■ **Instructions to follow**:
Wherever a line holds the word "在同一平面内", copy that line out.

###

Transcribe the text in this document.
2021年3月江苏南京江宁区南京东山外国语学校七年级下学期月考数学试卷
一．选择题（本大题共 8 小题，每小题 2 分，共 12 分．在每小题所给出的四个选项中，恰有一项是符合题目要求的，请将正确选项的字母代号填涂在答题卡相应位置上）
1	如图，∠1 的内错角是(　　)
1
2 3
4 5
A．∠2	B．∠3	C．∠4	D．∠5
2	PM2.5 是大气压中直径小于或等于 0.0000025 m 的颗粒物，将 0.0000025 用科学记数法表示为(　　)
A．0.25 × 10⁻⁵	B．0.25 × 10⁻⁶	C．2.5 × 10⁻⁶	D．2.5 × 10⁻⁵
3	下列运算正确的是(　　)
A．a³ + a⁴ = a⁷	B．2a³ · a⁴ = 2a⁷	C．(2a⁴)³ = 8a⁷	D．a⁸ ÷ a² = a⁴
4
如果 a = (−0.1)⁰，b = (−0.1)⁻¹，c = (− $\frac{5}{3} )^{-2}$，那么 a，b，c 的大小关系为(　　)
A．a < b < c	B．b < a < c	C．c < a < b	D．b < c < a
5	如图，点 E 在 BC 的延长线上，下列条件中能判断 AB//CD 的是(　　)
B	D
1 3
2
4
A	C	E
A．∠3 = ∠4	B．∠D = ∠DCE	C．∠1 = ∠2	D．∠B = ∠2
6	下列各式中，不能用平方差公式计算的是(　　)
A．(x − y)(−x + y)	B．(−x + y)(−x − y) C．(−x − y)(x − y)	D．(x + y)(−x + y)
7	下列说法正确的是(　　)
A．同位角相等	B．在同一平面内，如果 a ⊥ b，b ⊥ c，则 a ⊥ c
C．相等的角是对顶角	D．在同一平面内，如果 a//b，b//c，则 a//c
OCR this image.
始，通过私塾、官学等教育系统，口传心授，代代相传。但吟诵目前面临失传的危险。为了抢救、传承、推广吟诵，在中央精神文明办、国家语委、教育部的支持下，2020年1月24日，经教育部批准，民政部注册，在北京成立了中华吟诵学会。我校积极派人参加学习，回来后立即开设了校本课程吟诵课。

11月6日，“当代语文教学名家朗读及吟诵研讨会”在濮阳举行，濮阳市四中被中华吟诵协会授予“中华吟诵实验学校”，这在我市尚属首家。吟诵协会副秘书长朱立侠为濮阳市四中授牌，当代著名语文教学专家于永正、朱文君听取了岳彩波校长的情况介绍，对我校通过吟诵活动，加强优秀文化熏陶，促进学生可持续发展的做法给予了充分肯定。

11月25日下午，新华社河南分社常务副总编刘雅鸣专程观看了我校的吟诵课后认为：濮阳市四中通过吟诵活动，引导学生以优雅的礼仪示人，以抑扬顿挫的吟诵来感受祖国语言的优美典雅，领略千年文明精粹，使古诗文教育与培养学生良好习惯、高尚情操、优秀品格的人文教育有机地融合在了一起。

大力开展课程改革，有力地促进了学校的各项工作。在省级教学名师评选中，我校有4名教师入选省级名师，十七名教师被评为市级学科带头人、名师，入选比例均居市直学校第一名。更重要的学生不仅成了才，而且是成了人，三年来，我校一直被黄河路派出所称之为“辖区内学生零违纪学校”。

###

■ **Result of this exercise**:
A．同位角相等	B．在同一平面内，如果 a ⊥ b，b ⊥ c，则 a ⊥ c
C．相等的角是对顶角	D．在同一平面内，如果 a//b，b//c，则 a//c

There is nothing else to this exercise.